• [Data shown]

######

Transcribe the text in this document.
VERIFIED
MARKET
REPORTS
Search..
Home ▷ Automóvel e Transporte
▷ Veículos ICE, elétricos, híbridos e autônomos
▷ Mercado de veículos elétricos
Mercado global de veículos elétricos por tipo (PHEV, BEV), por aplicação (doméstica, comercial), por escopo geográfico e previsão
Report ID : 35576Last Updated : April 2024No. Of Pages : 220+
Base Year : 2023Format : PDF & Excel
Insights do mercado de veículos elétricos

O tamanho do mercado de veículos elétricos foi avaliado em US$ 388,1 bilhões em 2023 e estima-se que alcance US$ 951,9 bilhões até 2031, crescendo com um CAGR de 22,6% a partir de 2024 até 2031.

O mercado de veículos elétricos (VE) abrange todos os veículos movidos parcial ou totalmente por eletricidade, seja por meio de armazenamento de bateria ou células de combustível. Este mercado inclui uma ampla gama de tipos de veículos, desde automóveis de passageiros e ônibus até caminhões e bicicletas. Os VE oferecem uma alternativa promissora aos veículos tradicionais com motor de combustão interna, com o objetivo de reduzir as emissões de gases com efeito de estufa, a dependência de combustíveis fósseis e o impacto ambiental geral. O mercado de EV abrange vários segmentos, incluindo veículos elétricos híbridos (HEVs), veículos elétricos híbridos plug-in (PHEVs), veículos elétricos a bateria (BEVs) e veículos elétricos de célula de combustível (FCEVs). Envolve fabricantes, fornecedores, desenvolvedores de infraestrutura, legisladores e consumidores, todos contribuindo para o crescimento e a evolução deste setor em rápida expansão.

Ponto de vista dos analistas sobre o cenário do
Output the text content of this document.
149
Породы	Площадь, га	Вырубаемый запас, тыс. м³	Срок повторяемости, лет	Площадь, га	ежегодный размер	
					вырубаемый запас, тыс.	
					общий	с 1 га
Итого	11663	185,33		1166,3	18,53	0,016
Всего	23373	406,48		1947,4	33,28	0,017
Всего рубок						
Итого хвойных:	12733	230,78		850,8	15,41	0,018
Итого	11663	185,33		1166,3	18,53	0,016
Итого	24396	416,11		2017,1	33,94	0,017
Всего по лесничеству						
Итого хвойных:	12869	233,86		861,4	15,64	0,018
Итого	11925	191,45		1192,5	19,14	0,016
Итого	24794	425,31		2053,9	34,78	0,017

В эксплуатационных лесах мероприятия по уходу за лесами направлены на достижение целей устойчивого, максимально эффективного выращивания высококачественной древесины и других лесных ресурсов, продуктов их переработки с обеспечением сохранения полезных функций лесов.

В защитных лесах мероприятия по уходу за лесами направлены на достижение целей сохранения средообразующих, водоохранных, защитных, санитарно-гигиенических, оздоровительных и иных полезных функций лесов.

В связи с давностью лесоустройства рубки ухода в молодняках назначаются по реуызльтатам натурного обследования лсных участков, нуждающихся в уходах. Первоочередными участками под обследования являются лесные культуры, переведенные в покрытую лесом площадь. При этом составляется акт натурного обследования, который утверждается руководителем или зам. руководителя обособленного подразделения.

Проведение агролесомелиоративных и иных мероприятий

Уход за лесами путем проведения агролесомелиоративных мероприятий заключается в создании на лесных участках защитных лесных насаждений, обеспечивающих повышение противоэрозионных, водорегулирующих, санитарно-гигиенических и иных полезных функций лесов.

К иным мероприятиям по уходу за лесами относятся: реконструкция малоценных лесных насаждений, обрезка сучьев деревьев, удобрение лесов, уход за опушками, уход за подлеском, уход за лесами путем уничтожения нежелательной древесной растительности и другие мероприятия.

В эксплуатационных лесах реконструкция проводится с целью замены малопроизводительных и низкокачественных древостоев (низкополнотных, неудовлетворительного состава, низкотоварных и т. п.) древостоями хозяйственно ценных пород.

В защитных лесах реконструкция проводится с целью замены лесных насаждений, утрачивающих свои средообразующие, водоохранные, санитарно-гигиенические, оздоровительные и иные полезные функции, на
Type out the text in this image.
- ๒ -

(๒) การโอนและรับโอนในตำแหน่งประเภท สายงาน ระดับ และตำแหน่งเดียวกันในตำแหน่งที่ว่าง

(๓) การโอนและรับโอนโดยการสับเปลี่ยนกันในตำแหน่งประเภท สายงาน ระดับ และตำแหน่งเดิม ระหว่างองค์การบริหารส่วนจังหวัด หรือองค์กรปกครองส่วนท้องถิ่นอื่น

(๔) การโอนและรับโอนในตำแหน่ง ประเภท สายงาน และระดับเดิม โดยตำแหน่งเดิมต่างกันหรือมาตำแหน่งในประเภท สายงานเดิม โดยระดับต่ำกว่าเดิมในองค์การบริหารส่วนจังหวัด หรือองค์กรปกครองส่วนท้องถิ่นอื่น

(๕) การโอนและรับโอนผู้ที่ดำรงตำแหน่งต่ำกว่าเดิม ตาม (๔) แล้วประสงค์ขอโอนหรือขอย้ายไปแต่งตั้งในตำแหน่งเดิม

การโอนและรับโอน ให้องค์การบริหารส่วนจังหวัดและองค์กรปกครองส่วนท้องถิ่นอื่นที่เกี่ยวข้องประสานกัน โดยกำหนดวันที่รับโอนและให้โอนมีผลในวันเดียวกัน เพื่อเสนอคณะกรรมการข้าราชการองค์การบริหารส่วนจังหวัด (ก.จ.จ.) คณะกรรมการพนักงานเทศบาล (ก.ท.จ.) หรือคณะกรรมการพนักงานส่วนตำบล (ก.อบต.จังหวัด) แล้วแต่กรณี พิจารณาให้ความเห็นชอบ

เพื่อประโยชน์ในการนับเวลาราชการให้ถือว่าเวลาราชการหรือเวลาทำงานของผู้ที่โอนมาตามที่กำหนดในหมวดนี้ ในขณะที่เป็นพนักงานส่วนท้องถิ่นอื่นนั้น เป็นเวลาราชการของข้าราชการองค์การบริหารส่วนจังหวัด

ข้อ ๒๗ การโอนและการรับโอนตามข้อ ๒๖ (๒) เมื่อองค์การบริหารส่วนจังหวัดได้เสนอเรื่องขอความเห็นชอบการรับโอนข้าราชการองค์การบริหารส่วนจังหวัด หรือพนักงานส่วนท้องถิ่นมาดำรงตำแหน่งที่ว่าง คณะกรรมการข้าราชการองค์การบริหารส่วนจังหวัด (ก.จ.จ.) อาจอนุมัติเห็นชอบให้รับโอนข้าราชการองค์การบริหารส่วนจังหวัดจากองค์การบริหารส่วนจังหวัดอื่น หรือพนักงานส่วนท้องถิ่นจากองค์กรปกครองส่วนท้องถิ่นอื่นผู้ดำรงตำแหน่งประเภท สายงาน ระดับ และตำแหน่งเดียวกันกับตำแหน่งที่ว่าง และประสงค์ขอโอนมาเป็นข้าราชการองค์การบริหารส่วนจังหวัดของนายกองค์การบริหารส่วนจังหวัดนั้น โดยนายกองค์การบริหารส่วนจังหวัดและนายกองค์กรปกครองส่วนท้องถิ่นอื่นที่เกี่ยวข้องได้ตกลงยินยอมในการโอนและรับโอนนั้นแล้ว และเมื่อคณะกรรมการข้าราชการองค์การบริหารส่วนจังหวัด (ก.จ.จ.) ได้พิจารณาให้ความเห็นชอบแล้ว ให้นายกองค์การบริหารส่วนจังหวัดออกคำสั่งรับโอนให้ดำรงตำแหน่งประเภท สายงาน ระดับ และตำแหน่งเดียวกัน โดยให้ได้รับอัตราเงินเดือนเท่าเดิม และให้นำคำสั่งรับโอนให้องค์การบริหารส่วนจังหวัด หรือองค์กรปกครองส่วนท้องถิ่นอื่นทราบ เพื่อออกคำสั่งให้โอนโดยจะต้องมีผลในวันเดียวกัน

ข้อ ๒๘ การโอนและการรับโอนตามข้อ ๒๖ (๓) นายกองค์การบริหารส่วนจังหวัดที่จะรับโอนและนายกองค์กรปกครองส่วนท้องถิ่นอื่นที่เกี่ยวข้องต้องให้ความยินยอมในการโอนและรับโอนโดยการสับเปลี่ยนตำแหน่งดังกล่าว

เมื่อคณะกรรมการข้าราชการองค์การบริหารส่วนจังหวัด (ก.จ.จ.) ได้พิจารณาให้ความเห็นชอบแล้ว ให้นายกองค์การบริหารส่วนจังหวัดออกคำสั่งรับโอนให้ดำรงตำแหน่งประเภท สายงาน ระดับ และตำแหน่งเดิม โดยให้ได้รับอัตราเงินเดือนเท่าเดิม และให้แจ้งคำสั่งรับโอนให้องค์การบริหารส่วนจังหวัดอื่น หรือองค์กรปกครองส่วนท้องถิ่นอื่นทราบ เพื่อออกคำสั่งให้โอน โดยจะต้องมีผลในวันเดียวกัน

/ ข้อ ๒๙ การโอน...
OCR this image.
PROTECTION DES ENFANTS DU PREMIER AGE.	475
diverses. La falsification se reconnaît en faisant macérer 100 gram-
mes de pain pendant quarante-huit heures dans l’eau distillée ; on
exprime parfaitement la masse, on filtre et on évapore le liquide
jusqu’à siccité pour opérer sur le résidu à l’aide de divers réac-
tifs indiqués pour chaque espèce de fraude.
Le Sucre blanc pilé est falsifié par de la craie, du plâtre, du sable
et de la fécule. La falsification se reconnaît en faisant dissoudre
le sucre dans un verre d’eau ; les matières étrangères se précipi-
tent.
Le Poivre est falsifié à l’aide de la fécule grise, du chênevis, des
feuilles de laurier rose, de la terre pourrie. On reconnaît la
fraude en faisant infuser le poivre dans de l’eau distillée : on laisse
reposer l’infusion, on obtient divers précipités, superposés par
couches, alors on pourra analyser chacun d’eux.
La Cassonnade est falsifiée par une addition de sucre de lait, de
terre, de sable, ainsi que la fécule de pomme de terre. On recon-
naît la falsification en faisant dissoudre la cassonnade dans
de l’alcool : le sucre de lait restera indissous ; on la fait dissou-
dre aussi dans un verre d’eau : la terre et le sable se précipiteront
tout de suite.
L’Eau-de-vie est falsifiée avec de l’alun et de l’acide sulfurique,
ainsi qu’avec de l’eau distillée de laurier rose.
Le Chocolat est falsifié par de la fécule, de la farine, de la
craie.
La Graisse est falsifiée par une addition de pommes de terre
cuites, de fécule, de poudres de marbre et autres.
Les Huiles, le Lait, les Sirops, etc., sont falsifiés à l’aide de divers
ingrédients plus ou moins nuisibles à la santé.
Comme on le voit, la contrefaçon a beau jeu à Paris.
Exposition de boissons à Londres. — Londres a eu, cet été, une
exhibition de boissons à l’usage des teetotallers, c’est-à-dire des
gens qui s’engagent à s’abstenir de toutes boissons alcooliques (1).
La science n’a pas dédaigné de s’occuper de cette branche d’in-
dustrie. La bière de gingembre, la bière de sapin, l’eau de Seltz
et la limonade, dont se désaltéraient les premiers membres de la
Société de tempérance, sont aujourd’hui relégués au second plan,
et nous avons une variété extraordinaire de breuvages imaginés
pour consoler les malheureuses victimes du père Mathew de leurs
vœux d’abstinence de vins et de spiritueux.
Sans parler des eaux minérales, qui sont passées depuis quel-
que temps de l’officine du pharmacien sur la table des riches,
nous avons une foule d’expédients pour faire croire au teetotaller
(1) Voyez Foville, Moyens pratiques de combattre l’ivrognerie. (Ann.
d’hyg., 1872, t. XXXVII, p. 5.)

######

• [Stated problem]
Take every line above carrying "text" and return it.

• [Output of the task]
Transcribe the text in this document.
Output the text content of this document.
Type out the text in this image.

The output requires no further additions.